Information provided:
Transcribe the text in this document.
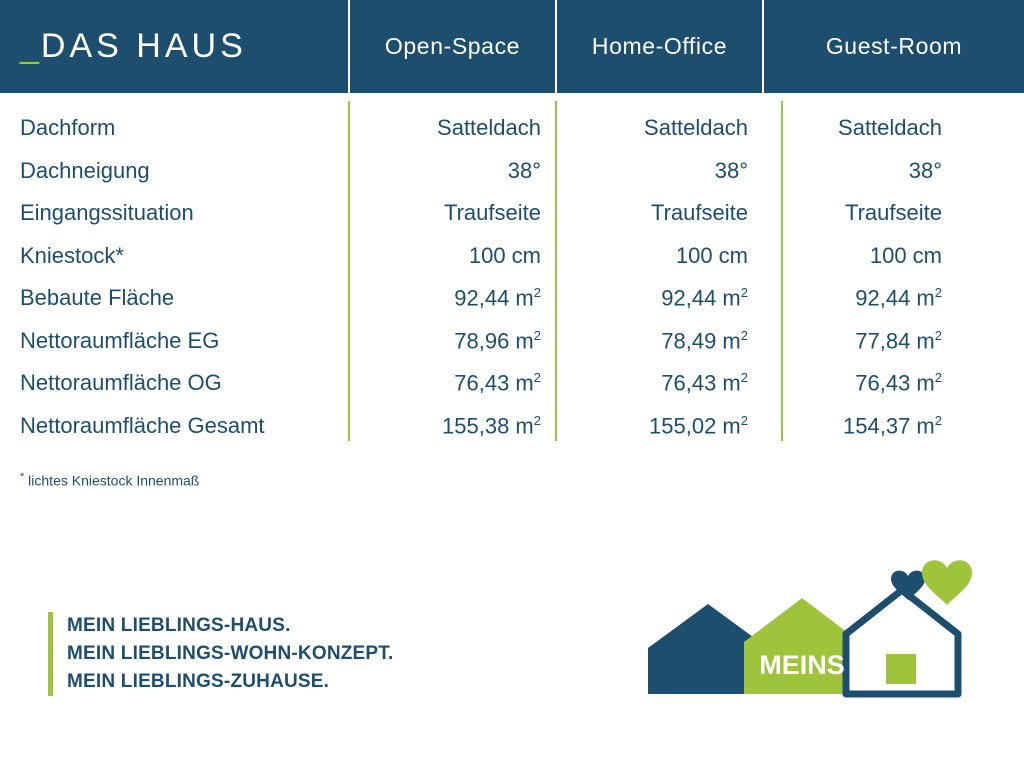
_DAS HAUS	Open-Space	Home-Office	Guest-Room
Dachform	Satteldach	Satteldach	Satteldach
Dachneigung	38°	38°	38°
Eingangssituation	Traufseite	Traufseite	Traufseite
Kniestock*	100 cm	100 cm	100 cm
Bebaute Fläche	92,44 $m^2$	92,44 $m^2$	92,44 $m^2$
Nettoraumfläche EG	78,96 $m^2$	78,49 $m^2$	77,84 $m^2$
Nettoraumfläche OG	76,43 $m^2$	76,43 $m^2$	76,43 $m^2$
Nettoraumfläche Gesamt	155,38 $m^2$	155,02 $m^2$	154,37 $m^2$
* lichtes Kniestock Innenmaß
MEIN LIEBLINGS-HAUS.
MEIN LIEBLINGS-WOHN-KONZEPT.
MEIN LIEBLINGS-ZUHAUSE.
MEINS
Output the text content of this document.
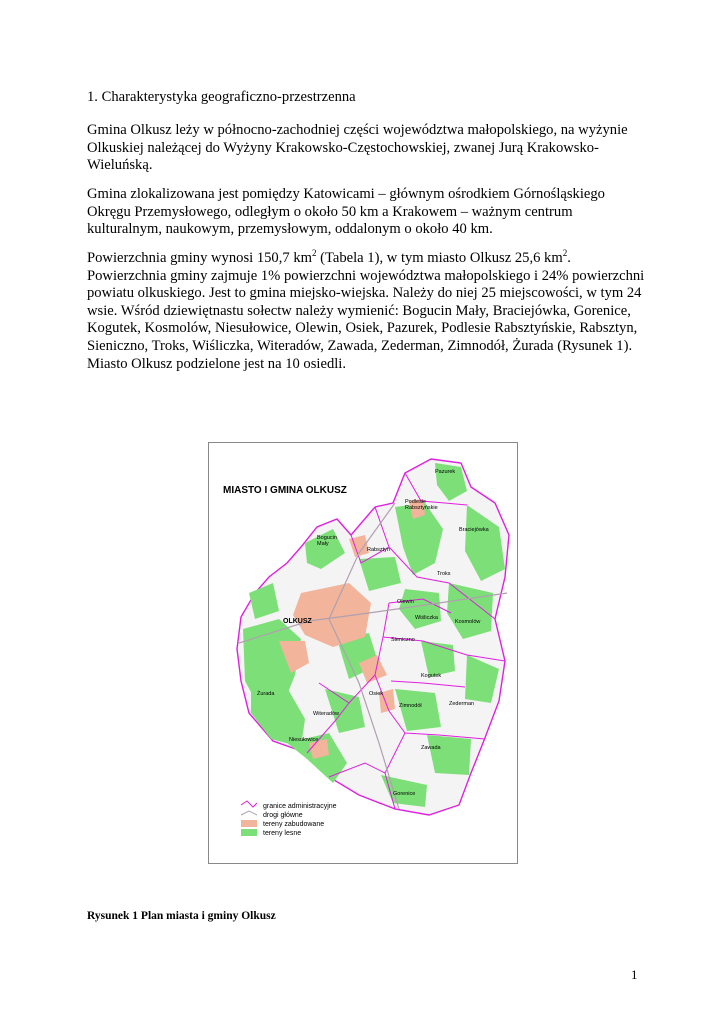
1. Charakterystyka geograficzno-przestrzenna

Gmina Olkusz leży w północno-zachodniej części województwa małopolskiego, na wyżynie Olkuskiej należącej do Wyżyny Krakowsko-Częstochowskiej, zwanej Jurą Krakowsko-Wieluńską.

Gmina zlokalizowana jest pomiędzy Katowicami – głównym ośrodkiem Górnośląskiego Okręgu Przemysłowego, odległym o około 50 km a Krakowem – ważnym centrum kulturalnym, naukowym, przemysłowym, oddalonym o około 40 km.

Powierzchnia gminy wynosi 150,7 $km^2$ (Tabela 1), w tym miasto Olkusz 25,6 $km^2$. Powierzchnia gminy zajmuje 1% powierzchni województwa małopolskiego i 24% powierzchni powiatu olkuskiego. Jest to gmina miejsko-wiejska. Należy do niej 25 miejscowości, w tym 24 wsie. Wśród dziewiętnastu sołectw należy wymienić: Bogucin Mały, Braciejówka, Gorenice, Kogutek, Kosmolów, Niesułowice, Olewin, Osiek, Pazurek, Podlesie Rabsztyńskie, Rabsztyn, Sieniczno, Troks, Wiśliczka, Witeradów, Zawada, Zederman, Zimnodół, Żurada (Rysunek 1). Miasto Olkusz podzielone jest na 10 osiedli.

MIASTO I GMINA OLKUSZ
Pazurek
Podlesie Rabsztyńskie
Braciejówka
Bogucin Mały
Rabsztyn
Troks
Olewin
Wiśliczka
OLKUSZ	Kosmolów
Sieniczno
Kogutek
Żurada	Osiek
Zimnodół	Zederman
Witeradów
Niesułowice
Zawada
Gorenice
granice administracyjne
drogi główne
tereny zabudowane
tereny lesne
Rysunek 1 Plan miasta i gminy Olkusz
1
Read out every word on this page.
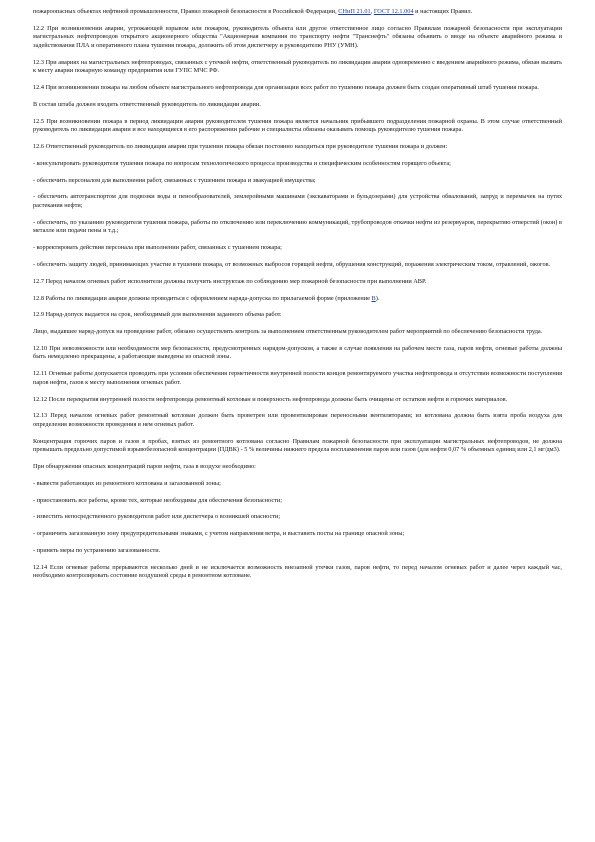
пожароопасных объектах нефтяной промышленности, Правил пожарной безопасности в Российской Федерации, СНиП 21.01, ГОСТ 12.1.004 и настоящих Правил.

12.2 При возникновении аварии, угрожающей взрывом или пожаром, руководитель объекта или другое ответственное лицо согласно Правилам пожарной безопасности при эксплуатации магистральных нефтепроводов открытого акционерного общества "Акционерная компания по транспорту нефти "Транснефть" обязаны объявить о вводе на объекте аварийного режима и задействования ПЛА и оперативного плана тушения пожара, доложить об этом диспетчеру и руководителю РНУ (УМН).

12.3 При авариях на магистральных нефтепроводах, связанных с утечкой нефти, ответственный руководитель по ликвидации аварии одновременно с введением аварийного режима, обязан вызвать к месту аварии пожарную команду предприятия или ГУПС МЧС РФ.

12.4 При возникновении пожара на любом объекте магистрального нефтепровода для организации всех работ по тушению пожара должен быть создан оперативный штаб тушения пожара.

В состав штаба должен входить ответственный руководитель по ликвидации аварии.

12.5 При возникновении пожара в период ликвидации аварии руководителем тушения пожара является начальник прибывшего подразделения пожарной охраны. В этом случае ответственный руководитель по ликвидации аварии и все находящиеся в его распоряжении рабочие и специалисты обязаны оказывать помощь руководителю тушения пожара.

12.6 Ответственный руководитель по ликвидации аварии при тушении пожара обязан постоянно находиться при руководителе тушения пожара и должен:

- консультировать руководителя тушения пожара по вопросам технологического процесса производства и специфическим особенностям горящего объекта;

- обеспечить персоналом для выполнения работ, связанных с тушением пожара и эвакуацией имущества;

- обеспечить автотранспортом для подвозки воды и пенообразователей, землеройными машинами (экскаваторами и бульдозерами) для устройства обвалований, запруд и перемычек на путях растекания нефти;

- обеспечить, по указанию руководителя тушения пожара, работы по отключению или переключению коммуникаций, трубопроводов откачки нефти из резервуаров, перекрытию отверстий (окон) в металле или подачи пены и т.д.;

- корректировать действия персонала при выполнении работ, связанных с тушением пожара;

- обеспечить защиту людей, принимающих участие в тушении пожара, от возможных выбросов горящей нефти, обрушения конструкций, поражения электрическим током, отравлений, ожогов.

12.7 Перед началом огневых работ исполнители должны получить инструктаж по соблюдению мер пожарной безопасности при выполнении АВР.

12.8 Работы по ликвидации аварии должны проводиться с оформлением наряда-допуска по прилагаемой форме (приложение В).

12.9 Наряд-допуск выдается на срок, необходимый для выполнения заданного объема работ.

Лицо, выдавшее наряд-допуск на проведение работ, обязано осуществлять контроль за выполнением ответственным руководителем работ мероприятий по обеспечению безопасности труда.

12.10 При невозможности или необходимости мер безопасности, предусмотренных нарядом-допуском, а также в случае появления на рабочем месте газа, паров нефти, огневые работы должны быть немедленно прекращены, а работающие выведены из опасной зоны.

12.11 Огневые работы допускается проводить при условии обеспечения герметичности внутренней полости концов ремонтируемого участка нефтепровода и отсутствии возможности поступления паров нефти, газов к месту выполнения огневых работ.

12.12 После перекрытия внутренней полости нефтепровода ремонтный котлован и поверхность нефтепровода должны быть очищены от остатков нефти и горючих материалов.

12.13 Перед началом огневых работ ремонтный котлован должен быть проветрен или провентилирован переносными вентиляторами; из котлована должна быть взята проба воздуха для определения возможности проведения в нем огневых работ.

Концентрация горючих паров и газов в пробах, взятых из ремонтного котлована согласно Правилам пожарной безопасности при эксплуатации магистральных нефтепроводов, не должна превышать предельно допустимой взрывобезопасной концентрации (ПДВК) - 5 % величины нижнего предела воспламенения паров или газов (для нефти 0,07 % объемных единиц или 2,1 мг/дм3).

При обнаружении опасных концентраций паров нефти, газа в воздухе необходимо:

- вывести работающих из ремонтного котлована и загазованной зоны;

- приостановить все работы, кроме тех, которые необходимы для обеспечения безопасности;

- известить непосредственного руководителя работ или диспетчера о возникшей опасности;

- ограничить загазованную зону предупредительными знаками, с учетом направления ветра, и выставить посты на границе опасной зоны;

- принять меры по устранению загазованности.

12.14 Если огневые работы прерываются несколько дней и не исключается возможность внезапной утечки газов, паров нефти, то перед началом огневых работ и далее через каждый час, необходимо контролировать состояние воздушной среды в ремонтном котловане.
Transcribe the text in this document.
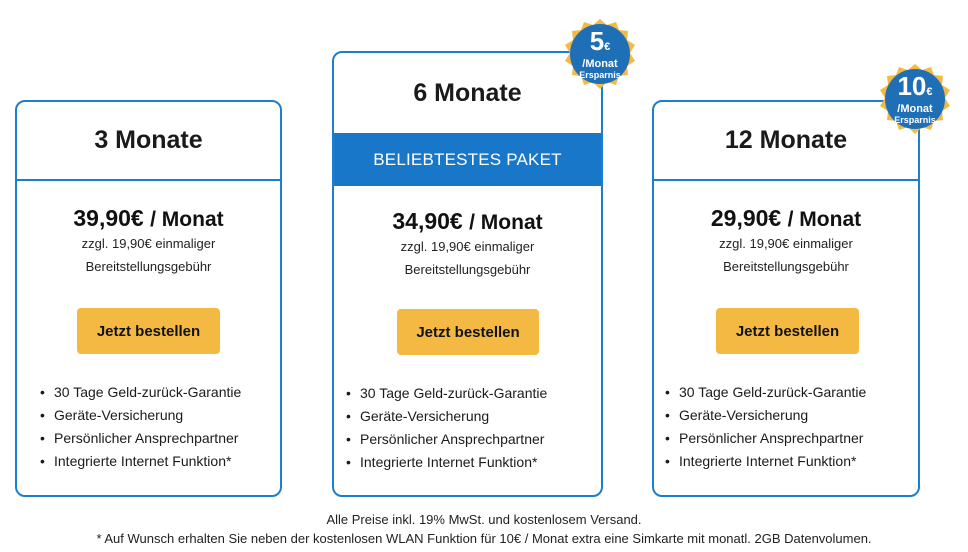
3 Monate
39,90€ / Monat
zzgl. 19,90€ einmaliger
Bereitstellungsgebühr
Jetzt bestellen
• 30 Tage Geld-zurück-Garantie
• Geräte-Versicherung
• Persönlicher Ansprechpartner
• Integrierte Internet Funktion*
6 Monate
BELIEBTESTES PAKET
34,90€ / Monat
zzgl. 19,90€ einmaliger
Bereitstellungsgebühr
Jetzt bestellen
• 30 Tage Geld-zurück-Garantie
• Geräte-Versicherung
• Persönlicher Ansprechpartner
• Integrierte Internet Funktion*
12 Monate
29,90€ / Monat
zzgl. 19,90€ einmaliger
Bereitstellungsgebühr
Jetzt bestellen
• 30 Tage Geld-zurück-Garantie
• Geräte-Versicherung
• Persönlicher Ansprechpartner
• Integrierte Internet Funktion*
5€
/Monat
Ersparnis	10€
/Monat
Ersparnis
Alle Preise inkl. 19% MwSt. und kostenlosem Versand.
* Auf Wunsch erhalten Sie neben der kostenlosen WLAN Funktion für 10€ / Monat extra eine Simkarte mit monatl. 2GB Datenvolumen.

What you need to do: Keep only those lines of the records that hold "полости", and return them.

Answer below:
12.11 Огневые работы допускается проводить при условии обеспечения герметичности внутренней полости концов ремонтируемого участка нефтепровода и отсутствии возможности поступления паров нефти, газов к месту выполнения огневых работ.
12.12 После перекрытия внутренней полости нефтепровода ремонтный котлован и поверхность нефтепровода должны быть очищены от остатков нефти и горючих материалов.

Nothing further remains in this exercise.